[START MATERIAL TO PROCESS]

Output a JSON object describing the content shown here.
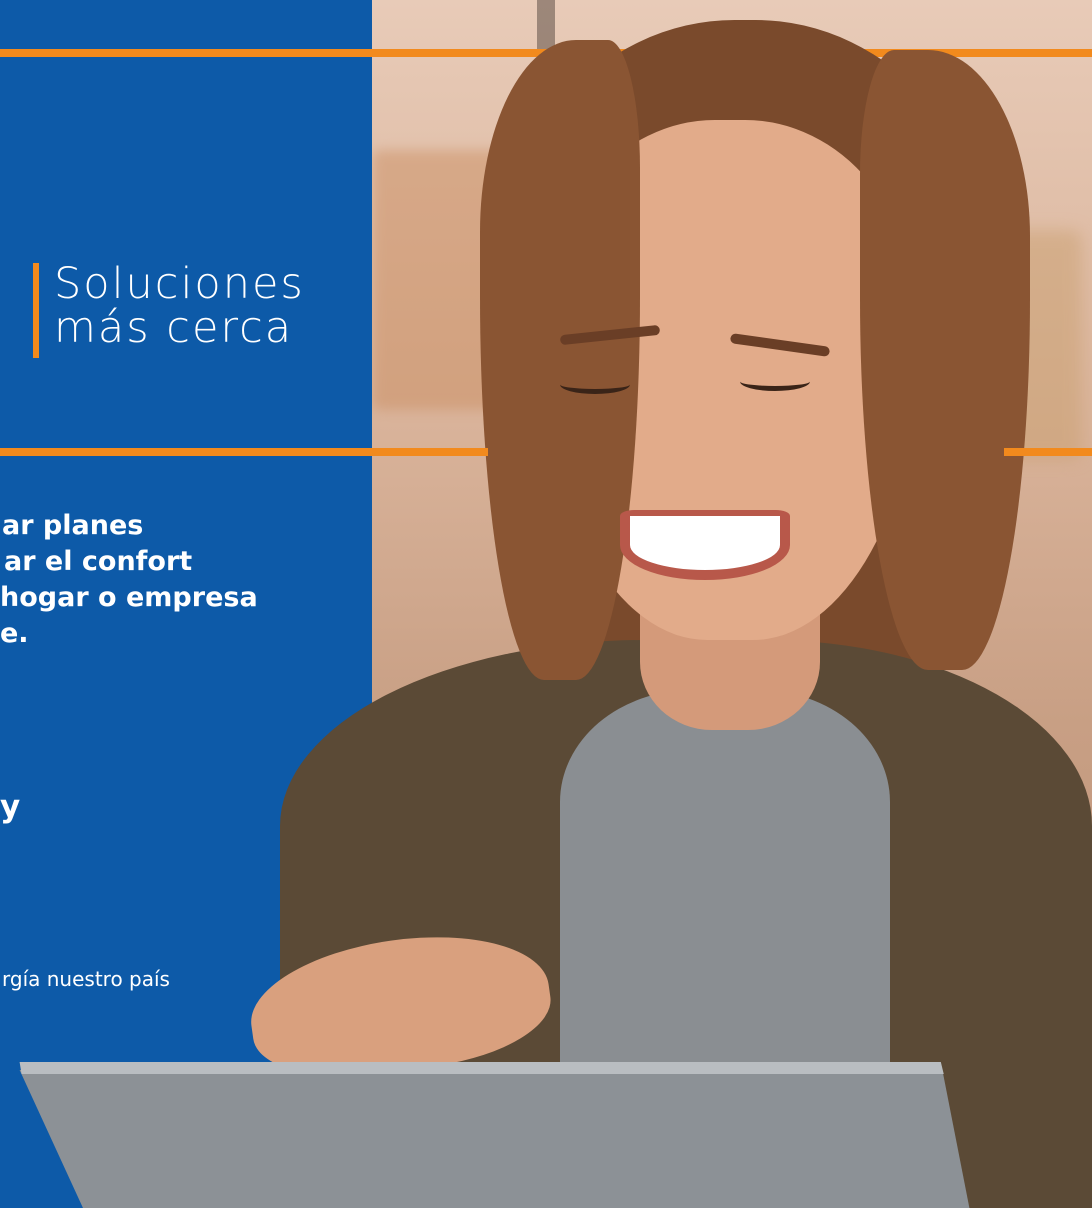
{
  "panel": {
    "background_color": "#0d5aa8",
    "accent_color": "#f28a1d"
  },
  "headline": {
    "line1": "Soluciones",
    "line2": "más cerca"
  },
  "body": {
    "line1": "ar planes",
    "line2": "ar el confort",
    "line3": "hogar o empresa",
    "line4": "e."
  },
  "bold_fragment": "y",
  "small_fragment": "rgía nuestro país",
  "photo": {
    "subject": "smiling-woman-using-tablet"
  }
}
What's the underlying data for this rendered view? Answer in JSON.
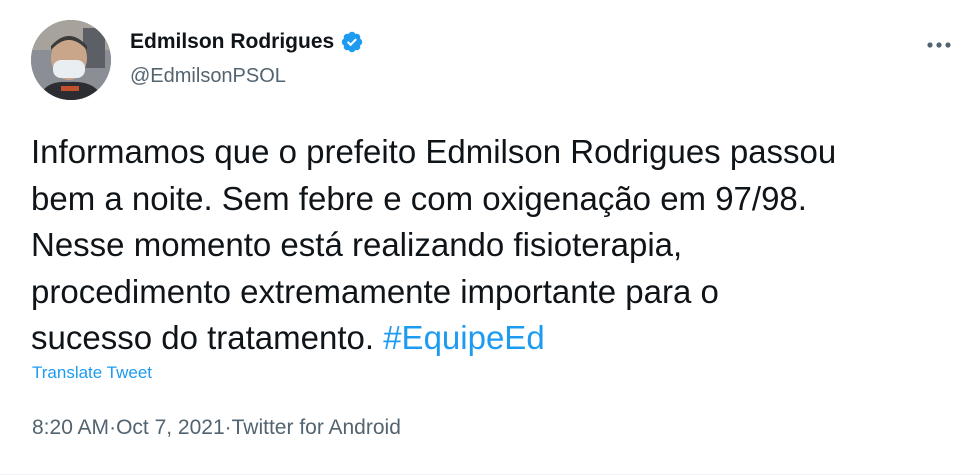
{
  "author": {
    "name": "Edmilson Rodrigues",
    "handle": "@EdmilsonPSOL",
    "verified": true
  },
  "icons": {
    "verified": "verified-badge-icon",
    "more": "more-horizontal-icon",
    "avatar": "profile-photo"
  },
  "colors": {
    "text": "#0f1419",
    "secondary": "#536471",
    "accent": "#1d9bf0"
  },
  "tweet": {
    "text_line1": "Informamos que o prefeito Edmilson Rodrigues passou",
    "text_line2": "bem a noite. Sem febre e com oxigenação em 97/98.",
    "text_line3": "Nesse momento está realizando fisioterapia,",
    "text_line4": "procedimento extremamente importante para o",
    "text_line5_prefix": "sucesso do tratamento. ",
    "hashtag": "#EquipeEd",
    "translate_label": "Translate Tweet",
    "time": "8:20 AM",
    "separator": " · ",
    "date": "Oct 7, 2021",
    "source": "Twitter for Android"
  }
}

[END MATERIAL TO PROCESS]

* **WHAT TO DO**
Copy the records above exactly. The pictures are not part of the copy.

* **REPLY TO THE EXERCISE**
Output a JSON object describing the content shown here.
{
  "panel": {
    "background_color": "#0d5aa8",
    "accent_color": "#f28a1d"
  },
  "headline": {
    "line1": "Soluciones",
    "line2": "más cerca"
  },
  "body": {
    "line1": "ar planes",
    "line2": "ar el confort",
    "line3": "hogar o empresa",
    "line4": "e."
  },
  "bold_fragment": "y",
  "small_fragment": "rgía nuestro país",
  "photo": {
    "subject": "smiling-woman-using-tablet"
  }
}
What's the underlying data for this rendered view? Answer in JSON.
{
  "author": {
    "name": "Edmilson Rodrigues",
    "handle": "@EdmilsonPSOL",
    "verified": true
  },
  "icons": {
    "verified": "verified-badge-icon",
    "more": "more-horizontal-icon",
    "avatar": "profile-photo"
  },
  "colors": {
    "text": "#0f1419",
    "secondary": "#536471",
    "accent": "#1d9bf0"
  },
  "tweet": {
    "text_line1": "Informamos que o prefeito Edmilson Rodrigues passou",
    "text_line2": "bem a noite. Sem febre e com oxigenação em 97/98.",
    "text_line3": "Nesse momento está realizando fisioterapia,",
    "text_line4": "procedimento extremamente importante para o",
    "text_line5_prefix": "sucesso do tratamento. ",
    "hashtag": "#EquipeEd",
    "translate_label": "Translate Tweet",
    "time": "8:20 AM",
    "separator": " · ",
    "date": "Oct 7, 2021",
    "source": "Twitter for Android"
  }
}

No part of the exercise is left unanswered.